■ Directions for this task
Search the listing for "Relativně" and copy every line where it appears.

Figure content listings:
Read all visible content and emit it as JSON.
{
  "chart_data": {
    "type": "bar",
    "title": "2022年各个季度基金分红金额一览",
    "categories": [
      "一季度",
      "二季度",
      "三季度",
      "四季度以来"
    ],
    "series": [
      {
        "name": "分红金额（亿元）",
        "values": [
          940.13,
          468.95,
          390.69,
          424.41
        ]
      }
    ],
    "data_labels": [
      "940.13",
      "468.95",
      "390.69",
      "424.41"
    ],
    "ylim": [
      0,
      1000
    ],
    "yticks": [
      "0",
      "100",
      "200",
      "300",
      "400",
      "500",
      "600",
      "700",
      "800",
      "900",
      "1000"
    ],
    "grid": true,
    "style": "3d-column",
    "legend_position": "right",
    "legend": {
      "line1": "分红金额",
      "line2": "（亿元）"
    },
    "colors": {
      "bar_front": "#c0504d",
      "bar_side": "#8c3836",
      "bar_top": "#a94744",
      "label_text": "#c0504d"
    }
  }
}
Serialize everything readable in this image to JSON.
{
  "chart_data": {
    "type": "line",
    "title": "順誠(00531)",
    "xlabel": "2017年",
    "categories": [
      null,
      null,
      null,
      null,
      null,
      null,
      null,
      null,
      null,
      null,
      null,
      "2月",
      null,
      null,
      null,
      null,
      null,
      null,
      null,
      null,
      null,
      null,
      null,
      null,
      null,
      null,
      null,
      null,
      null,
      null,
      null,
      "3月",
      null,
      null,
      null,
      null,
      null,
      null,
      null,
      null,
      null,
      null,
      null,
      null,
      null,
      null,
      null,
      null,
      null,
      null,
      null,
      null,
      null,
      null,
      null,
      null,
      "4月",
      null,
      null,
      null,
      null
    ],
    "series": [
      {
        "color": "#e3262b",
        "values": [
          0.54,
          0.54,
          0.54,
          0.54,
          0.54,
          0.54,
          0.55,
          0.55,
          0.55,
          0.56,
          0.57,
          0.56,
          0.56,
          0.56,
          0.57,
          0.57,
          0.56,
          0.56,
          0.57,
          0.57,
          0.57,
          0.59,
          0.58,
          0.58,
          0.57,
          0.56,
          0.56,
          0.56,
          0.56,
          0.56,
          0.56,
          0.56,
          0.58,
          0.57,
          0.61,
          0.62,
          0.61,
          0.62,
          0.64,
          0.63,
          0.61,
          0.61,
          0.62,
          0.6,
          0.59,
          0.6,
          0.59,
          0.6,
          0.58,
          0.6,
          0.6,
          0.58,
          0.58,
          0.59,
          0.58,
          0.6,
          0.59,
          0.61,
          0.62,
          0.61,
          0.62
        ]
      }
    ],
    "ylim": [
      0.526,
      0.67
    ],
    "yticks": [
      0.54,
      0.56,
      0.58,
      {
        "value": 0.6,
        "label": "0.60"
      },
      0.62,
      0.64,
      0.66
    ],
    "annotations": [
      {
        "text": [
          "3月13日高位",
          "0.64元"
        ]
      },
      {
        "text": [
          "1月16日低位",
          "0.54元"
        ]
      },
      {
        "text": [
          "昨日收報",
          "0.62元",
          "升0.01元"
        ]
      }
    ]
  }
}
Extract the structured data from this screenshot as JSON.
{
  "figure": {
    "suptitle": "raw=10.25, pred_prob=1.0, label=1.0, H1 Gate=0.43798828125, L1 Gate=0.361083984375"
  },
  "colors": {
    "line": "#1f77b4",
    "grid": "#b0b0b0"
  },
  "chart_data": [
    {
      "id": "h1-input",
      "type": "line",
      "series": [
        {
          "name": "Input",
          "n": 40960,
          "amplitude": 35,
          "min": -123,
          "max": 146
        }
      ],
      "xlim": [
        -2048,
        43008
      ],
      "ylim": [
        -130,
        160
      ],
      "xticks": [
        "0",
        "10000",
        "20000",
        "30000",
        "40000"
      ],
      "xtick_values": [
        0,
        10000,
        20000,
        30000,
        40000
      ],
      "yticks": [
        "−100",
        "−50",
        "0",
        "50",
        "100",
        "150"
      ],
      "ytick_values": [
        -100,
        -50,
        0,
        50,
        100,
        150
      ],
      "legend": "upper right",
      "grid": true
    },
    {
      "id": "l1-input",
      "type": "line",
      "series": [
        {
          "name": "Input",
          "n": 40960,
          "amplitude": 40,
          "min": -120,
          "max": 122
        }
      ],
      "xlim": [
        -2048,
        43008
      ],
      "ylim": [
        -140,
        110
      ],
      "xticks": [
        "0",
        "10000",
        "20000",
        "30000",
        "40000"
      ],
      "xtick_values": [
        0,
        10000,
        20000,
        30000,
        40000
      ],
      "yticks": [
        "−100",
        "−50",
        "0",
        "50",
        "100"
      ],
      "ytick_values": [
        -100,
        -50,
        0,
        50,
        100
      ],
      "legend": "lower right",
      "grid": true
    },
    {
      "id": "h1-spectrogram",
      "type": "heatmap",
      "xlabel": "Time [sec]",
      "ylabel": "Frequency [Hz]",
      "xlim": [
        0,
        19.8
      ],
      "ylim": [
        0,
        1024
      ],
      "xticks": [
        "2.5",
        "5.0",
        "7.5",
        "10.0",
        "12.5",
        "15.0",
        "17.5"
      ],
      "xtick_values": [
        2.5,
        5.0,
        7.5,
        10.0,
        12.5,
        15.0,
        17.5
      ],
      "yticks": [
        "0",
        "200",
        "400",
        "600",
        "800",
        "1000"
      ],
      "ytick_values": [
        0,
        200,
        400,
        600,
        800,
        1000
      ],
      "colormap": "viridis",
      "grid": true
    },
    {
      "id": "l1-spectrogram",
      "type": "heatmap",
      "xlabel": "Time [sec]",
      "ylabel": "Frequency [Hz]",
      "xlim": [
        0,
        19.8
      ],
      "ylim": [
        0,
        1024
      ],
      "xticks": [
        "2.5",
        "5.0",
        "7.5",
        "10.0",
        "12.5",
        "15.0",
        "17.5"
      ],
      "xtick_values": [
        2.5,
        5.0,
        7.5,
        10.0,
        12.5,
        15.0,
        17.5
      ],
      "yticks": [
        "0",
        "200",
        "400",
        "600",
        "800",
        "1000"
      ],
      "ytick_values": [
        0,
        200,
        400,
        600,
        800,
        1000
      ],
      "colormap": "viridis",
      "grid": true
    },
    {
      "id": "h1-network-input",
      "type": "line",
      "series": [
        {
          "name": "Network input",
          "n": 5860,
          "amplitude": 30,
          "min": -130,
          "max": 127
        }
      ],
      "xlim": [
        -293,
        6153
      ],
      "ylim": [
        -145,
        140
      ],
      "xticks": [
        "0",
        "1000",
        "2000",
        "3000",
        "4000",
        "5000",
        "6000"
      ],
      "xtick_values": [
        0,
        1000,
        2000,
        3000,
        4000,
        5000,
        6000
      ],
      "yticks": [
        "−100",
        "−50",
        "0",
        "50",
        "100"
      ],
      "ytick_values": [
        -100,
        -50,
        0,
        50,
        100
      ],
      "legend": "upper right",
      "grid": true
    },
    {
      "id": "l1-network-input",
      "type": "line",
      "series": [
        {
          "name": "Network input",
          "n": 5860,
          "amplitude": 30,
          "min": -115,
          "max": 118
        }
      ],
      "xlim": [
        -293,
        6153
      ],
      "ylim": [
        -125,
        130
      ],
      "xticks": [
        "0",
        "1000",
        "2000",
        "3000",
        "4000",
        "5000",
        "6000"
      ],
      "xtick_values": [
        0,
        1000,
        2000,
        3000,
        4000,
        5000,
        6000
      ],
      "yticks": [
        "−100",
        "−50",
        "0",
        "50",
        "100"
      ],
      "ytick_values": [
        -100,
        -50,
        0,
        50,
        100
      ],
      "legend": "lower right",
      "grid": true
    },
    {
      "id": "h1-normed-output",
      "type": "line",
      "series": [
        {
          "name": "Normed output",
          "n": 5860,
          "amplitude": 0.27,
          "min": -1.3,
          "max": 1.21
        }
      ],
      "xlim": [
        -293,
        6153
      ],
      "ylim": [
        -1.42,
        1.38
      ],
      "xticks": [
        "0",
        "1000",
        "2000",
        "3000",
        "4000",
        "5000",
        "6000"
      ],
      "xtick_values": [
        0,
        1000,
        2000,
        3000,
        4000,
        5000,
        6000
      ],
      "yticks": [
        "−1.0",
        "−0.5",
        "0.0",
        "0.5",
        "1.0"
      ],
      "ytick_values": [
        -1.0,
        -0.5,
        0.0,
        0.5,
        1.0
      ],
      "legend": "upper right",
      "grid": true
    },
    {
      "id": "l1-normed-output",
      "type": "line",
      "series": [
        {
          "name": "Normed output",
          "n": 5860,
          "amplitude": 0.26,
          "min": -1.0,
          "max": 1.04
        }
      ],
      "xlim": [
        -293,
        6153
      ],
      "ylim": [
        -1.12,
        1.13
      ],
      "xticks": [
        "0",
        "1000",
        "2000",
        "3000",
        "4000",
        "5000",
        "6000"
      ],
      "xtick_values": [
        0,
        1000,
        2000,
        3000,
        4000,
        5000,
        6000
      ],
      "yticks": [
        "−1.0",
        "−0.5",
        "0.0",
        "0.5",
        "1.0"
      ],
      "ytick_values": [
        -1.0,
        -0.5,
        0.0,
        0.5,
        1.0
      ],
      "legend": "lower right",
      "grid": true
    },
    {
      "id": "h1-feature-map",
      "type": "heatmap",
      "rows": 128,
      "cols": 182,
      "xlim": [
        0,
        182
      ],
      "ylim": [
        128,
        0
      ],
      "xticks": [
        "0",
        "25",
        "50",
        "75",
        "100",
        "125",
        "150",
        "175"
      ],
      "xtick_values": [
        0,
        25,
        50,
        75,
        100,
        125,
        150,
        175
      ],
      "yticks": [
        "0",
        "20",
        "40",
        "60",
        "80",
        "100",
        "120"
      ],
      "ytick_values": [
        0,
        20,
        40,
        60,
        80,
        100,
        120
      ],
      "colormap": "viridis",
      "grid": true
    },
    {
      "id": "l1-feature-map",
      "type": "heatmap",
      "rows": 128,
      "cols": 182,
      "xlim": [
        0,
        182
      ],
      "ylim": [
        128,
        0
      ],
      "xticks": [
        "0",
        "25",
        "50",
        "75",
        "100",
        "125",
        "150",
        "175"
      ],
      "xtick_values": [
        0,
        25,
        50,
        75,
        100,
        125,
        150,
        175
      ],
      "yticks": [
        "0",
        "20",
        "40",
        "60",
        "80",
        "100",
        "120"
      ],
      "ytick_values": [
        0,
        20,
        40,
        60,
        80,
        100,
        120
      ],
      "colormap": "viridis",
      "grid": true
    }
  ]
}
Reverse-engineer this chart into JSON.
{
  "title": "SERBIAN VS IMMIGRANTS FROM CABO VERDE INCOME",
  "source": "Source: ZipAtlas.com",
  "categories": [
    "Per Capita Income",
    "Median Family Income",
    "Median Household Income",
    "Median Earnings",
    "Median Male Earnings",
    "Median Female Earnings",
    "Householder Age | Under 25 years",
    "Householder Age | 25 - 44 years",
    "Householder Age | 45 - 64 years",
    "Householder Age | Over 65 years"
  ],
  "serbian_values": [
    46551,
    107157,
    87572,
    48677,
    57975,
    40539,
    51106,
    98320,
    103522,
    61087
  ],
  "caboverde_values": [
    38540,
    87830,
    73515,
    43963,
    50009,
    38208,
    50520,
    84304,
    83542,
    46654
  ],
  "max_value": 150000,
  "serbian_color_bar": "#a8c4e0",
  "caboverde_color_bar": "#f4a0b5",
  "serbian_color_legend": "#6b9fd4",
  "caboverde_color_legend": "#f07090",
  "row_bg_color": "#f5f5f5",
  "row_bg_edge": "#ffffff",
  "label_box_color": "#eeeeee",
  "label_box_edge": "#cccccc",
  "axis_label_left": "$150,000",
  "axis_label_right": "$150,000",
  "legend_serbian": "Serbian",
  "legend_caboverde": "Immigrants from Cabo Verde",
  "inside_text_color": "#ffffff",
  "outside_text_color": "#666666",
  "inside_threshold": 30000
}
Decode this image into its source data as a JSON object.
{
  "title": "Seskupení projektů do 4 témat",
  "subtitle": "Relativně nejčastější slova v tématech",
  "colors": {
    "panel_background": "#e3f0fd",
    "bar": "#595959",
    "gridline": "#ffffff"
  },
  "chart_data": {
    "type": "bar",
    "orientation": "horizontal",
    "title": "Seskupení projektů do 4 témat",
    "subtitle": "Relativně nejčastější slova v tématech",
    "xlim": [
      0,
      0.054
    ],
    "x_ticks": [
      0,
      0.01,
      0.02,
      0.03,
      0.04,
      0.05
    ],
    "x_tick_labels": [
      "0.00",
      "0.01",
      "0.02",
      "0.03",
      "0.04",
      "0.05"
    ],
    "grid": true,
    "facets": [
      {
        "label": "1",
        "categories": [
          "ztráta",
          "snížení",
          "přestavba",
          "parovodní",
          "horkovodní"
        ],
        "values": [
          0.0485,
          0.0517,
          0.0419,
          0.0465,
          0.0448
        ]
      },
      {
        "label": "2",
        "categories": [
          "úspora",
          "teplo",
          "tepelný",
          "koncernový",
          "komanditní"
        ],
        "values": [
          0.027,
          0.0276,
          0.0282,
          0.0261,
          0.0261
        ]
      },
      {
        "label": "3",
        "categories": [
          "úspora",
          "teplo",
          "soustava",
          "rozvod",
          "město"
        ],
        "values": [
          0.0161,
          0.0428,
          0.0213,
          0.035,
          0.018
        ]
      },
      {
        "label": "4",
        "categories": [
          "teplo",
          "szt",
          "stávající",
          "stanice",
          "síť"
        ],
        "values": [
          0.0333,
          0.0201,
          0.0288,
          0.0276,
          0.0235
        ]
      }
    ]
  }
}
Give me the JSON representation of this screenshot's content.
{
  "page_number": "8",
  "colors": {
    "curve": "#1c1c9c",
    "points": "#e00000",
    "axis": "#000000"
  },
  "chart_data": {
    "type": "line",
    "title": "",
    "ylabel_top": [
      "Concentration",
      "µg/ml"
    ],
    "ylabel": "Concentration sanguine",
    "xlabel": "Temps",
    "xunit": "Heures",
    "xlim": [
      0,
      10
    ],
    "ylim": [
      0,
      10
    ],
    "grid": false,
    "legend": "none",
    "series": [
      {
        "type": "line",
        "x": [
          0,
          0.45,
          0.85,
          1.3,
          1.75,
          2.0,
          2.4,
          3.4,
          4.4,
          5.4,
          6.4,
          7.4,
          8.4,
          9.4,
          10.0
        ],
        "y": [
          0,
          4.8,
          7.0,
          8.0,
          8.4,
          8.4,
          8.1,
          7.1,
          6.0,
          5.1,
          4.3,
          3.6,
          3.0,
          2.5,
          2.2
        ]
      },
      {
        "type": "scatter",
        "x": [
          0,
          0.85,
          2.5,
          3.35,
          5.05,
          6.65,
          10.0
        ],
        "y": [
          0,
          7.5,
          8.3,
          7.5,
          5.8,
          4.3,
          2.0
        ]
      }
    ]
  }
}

■ Solution
  "subtitle": "Relativně nejčastější slova v tématech",
    "subtitle": "Relativně nejčastější slova v tématech",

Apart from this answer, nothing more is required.